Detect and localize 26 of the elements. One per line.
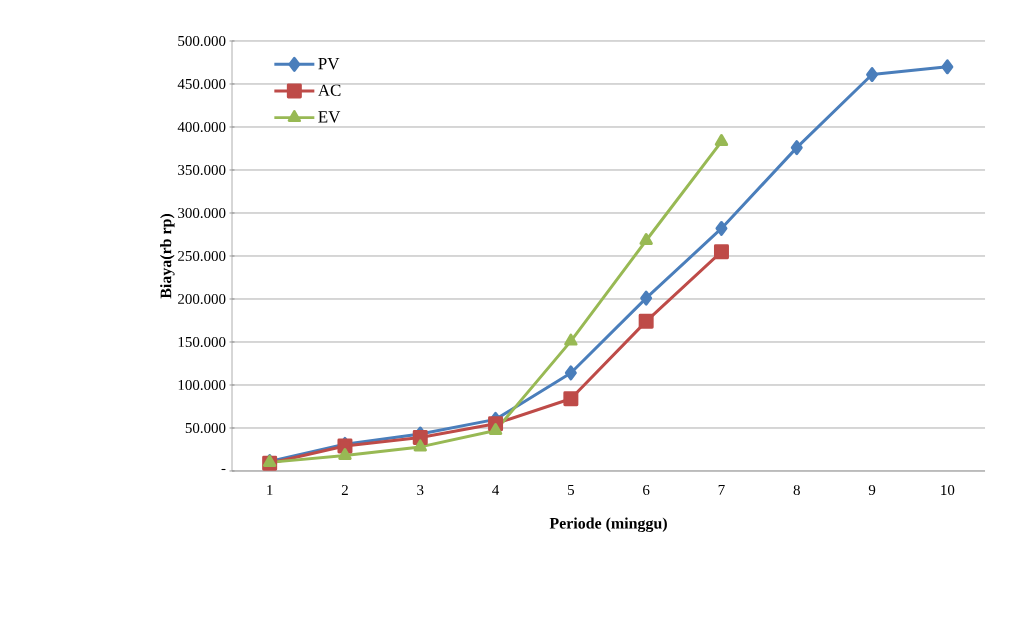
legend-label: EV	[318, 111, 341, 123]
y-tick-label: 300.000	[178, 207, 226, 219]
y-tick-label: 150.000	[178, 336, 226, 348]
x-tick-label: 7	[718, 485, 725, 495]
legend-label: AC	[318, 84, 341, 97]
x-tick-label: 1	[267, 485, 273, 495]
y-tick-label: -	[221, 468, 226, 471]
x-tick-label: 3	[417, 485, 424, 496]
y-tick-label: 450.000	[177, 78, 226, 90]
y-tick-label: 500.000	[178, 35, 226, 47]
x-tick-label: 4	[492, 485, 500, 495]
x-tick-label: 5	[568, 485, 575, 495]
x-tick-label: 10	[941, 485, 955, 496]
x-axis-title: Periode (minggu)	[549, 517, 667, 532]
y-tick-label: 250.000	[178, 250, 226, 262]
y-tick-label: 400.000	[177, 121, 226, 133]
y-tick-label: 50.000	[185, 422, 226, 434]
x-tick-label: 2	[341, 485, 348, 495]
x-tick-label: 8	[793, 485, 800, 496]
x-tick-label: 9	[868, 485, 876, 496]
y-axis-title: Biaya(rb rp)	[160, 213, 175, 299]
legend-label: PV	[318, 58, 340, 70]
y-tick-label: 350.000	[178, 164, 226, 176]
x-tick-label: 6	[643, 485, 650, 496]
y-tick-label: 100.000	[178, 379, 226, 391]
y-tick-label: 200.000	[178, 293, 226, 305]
...
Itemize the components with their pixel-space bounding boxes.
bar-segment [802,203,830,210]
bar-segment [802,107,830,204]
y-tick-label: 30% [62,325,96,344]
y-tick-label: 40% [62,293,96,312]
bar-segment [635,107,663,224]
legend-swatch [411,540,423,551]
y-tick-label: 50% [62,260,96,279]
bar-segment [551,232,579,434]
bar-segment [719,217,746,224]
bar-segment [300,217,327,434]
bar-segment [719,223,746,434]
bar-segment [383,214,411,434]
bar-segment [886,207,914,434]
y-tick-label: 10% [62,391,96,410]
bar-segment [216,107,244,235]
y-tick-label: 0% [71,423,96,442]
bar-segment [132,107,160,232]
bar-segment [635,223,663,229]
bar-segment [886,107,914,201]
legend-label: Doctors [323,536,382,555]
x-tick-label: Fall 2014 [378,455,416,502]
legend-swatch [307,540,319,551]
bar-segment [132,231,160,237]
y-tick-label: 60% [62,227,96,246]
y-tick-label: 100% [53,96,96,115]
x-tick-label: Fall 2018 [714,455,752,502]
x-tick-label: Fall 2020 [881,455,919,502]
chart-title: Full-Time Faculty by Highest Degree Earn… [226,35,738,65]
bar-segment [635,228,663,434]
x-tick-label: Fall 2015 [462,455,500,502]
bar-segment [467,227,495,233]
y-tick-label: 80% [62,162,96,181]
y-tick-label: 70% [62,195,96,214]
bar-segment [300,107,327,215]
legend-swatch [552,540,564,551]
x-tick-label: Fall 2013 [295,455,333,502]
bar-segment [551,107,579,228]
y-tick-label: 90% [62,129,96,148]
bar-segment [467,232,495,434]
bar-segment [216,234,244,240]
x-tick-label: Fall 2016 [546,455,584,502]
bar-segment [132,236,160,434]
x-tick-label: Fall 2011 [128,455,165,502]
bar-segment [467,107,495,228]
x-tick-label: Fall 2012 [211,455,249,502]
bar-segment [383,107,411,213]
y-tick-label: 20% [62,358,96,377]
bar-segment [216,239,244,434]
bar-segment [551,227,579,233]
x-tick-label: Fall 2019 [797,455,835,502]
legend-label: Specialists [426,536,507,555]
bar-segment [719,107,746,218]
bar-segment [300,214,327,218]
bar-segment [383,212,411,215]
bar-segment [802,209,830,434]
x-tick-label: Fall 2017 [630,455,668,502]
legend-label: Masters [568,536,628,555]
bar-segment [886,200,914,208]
---
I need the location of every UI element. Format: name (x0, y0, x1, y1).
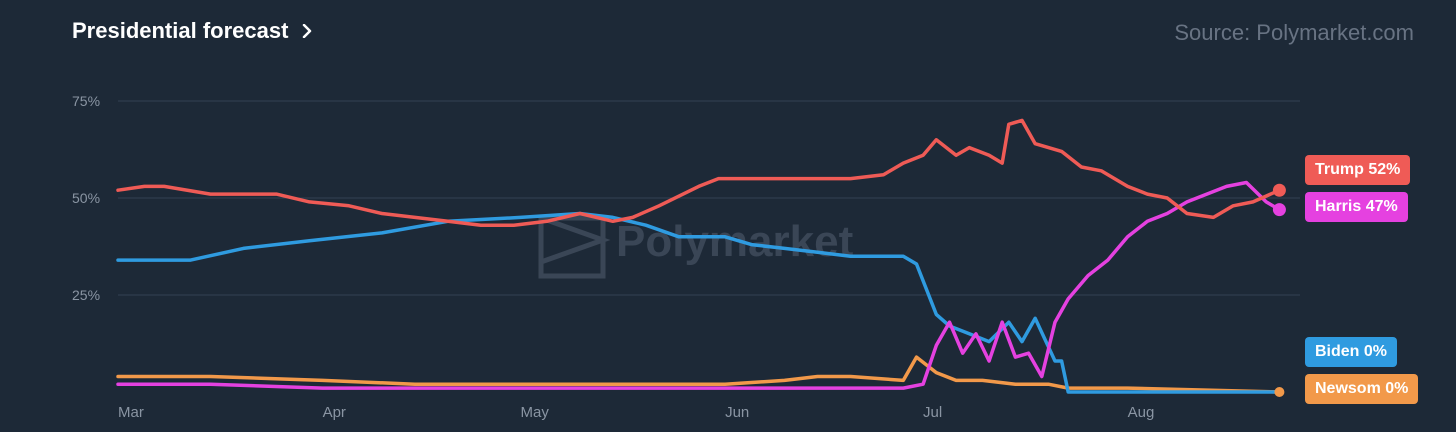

[Work to do] Copy the entries word for word, starting at the line that contains "Detect and localize" and ending at the line that contains "485, 424, 496]", with both of those lines included. Leave out the pictures.

[Written answer]
Detect and localize 26 of the elements. One per line.
legend-label: EV	[318, 111, 341, 123]
y-tick-label: 300.000	[178, 207, 226, 219]
y-tick-label: 150.000	[178, 336, 226, 348]
x-tick-label: 7	[718, 485, 725, 495]
legend-label: AC	[318, 84, 341, 97]
x-tick-label: 1	[267, 485, 273, 495]
y-tick-label: -	[221, 468, 226, 471]
x-tick-label: 3	[417, 485, 424, 496]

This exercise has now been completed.